**Travail demandé:**
Pour chacune des affirmations suivantes sur l'extrait consacré à Marceline Lartigue, répondez par oui ou par non selon qu'elle concorde avec l'extrait, et citez textuellement les mots qui tranchent.
1. Marceline a montré le solo Trace sur son ordinateur portable en 2011.
2. Le projet Gradiva Expérience a fini par être présenté au public en 2014.
3. Les auteurs auraient préféré que la prestation soit filmée en plusieurs prises de vue.

**Extrait fourni:**
En 2011, Marceline nous avait montré sur son ordinateur portable un solo –Trace (qui devait constituer ensuite le premier volet de Gradiva Expérience) – moins pour faire admirer la fluidité d’une danse sous influence africaine, sa technique impeccable déjà remarquée par le mundillo de la critique, sa « qualité de mouvement », (comme disent ceux-ci), que pour nous demander notre avis sur la manière dont elle avait été captée par la vidéo légère. Nous pensons avec le recul l’avoir à la fois tranquillisée, en reconnaissant que les prises de vue restituaient clairement la variation interprétée par elle devant la caméra, et, sans doute aussi, un peu préoccupée en lui avouant que le mieux eût été selon nous de filmer l’intégralité de la prestation en une seule prise de vue, le plus simplement du monde – si tant est que le concept rouchien de plan-séquence soit si facile que cela à concrétiser.
Ceci étant dit pour mieux rendre ou transmettre la limpidité de ce magnifique solo, soutenu et programmé par Alfred Alerte dans le cadre d’un hommage aux femmes chorégraphes au Festival Chemin des Arts. Entre 2012 et 2014, Marceline continuera à travailler à son projet Gradiva Expérience qui ne verra pas le jour faute de moyens et de soutiens.
Marceline Lartigue définissait ainsi son art : « Danser est pour moi cet acte où la conscience ordinaire effleure le subliminal ».

**Lignes de données:**
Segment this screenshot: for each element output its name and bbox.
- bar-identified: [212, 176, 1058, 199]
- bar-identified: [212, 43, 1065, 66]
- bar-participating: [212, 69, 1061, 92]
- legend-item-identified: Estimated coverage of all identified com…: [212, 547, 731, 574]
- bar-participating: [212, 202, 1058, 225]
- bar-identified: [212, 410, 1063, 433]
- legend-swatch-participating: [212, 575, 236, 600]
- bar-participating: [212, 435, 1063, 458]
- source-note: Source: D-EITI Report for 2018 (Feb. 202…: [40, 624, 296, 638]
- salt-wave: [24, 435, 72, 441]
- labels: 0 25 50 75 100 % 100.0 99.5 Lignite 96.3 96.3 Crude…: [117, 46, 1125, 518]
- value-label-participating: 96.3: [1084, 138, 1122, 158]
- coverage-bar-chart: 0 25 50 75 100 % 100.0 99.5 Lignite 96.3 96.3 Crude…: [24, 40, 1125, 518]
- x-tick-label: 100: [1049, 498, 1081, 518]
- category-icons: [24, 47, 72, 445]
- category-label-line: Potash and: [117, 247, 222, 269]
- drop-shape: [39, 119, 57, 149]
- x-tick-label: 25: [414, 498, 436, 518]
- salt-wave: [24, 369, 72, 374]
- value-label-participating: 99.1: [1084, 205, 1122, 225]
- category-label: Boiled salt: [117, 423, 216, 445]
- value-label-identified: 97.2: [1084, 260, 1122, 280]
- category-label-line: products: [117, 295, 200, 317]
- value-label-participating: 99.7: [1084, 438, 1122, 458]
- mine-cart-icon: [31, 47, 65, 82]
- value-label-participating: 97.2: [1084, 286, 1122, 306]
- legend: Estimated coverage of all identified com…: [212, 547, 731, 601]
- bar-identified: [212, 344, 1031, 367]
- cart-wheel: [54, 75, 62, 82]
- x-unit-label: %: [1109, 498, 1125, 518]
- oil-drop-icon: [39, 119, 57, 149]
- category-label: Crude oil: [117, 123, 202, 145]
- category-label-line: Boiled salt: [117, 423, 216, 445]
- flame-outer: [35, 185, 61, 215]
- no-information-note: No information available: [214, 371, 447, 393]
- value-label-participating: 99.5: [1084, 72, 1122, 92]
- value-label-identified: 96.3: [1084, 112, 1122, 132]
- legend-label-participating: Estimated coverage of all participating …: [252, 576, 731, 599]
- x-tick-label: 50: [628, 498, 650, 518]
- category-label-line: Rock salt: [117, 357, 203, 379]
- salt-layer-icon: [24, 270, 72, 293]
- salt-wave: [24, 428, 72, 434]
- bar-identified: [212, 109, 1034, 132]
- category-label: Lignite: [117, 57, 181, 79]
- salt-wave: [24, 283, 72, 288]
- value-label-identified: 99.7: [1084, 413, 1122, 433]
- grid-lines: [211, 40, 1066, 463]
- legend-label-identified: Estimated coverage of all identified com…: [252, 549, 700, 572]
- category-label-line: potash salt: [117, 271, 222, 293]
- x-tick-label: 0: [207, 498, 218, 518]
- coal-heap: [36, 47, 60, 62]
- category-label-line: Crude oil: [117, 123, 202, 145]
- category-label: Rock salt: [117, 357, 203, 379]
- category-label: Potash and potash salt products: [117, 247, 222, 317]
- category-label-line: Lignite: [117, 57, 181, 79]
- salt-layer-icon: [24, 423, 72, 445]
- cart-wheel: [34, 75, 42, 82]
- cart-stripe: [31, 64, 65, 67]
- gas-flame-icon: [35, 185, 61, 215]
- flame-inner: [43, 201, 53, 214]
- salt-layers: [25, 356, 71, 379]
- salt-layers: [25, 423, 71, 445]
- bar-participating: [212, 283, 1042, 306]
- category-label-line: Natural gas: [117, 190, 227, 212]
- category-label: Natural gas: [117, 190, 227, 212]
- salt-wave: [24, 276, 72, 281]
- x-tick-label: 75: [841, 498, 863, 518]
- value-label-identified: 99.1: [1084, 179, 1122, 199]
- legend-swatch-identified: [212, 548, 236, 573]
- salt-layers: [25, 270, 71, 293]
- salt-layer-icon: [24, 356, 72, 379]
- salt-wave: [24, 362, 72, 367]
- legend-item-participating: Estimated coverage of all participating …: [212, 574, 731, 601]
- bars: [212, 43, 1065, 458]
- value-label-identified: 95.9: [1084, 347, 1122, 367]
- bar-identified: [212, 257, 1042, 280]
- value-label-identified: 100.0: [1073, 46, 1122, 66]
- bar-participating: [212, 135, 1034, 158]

**Résultat de l'exercice:**
1. Oui : « En 2011, Marceline nous avait montré sur son ordinateur portable un solo –Trace ».
2. Non : « qui ne verra pas le jour faute de moyens et de soutiens ».
3. Non : « filmer l’intégralité de la prestation en une seule prise de vue ».